▶ LISTED ENTRIES

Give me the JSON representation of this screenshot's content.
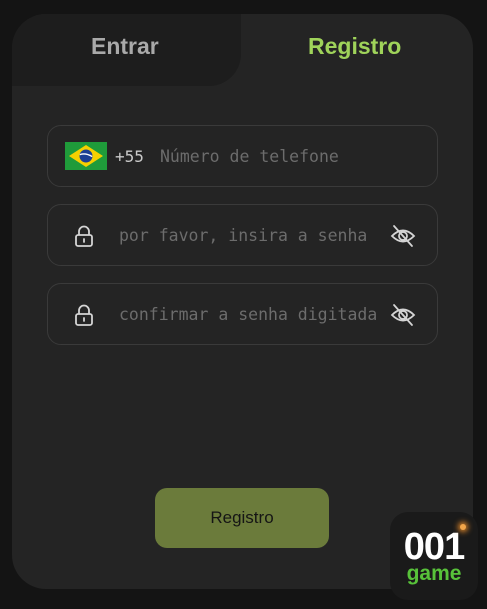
{
  "tabs": {
    "login_label": "Entrar",
    "register_label": "Registro"
  },
  "phone": {
    "dial_code": "+55",
    "placeholder": "Número de telefone",
    "flag_icon": "brazil-flag-icon"
  },
  "password": {
    "placeholder": "por favor, insira a senha",
    "lock_icon": "lock-icon",
    "toggle_icon": "eye-off-icon"
  },
  "confirm_password": {
    "placeholder": "confirmar a senha digitada",
    "lock_icon": "lock-icon",
    "toggle_icon": "eye-off-icon"
  },
  "submit": {
    "label": "Registro"
  },
  "brand": {
    "logo_number": "001",
    "logo_word": "game"
  },
  "colors": {
    "accent": "#9fd35a",
    "button": "#6b7b3b",
    "card": "#242424",
    "background": "#141414"
  }
}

▶ YOUR INSTRUCTIONS
Your copy should match the records word for word, with the pictures removed.

▶ EXERCISE RESPONSE
Give me the JSON representation of this screenshot's content.
{
  "tabs": {
    "login_label": "Entrar",
    "register_label": "Registro"
  },
  "phone": {
    "dial_code": "+55",
    "placeholder": "Número de telefone",
    "flag_icon": "brazil-flag-icon"
  },
  "password": {
    "placeholder": "por favor, insira a senha",
    "lock_icon": "lock-icon",
    "toggle_icon": "eye-off-icon"
  },
  "confirm_password": {
    "placeholder": "confirmar a senha digitada",
    "lock_icon": "lock-icon",
    "toggle_icon": "eye-off-icon"
  },
  "submit": {
    "label": "Registro"
  },
  "brand": {
    "logo_number": "001",
    "logo_word": "game"
  },
  "colors": {
    "accent": "#9fd35a",
    "button": "#6b7b3b",
    "card": "#242424",
    "background": "#141414"
  }
}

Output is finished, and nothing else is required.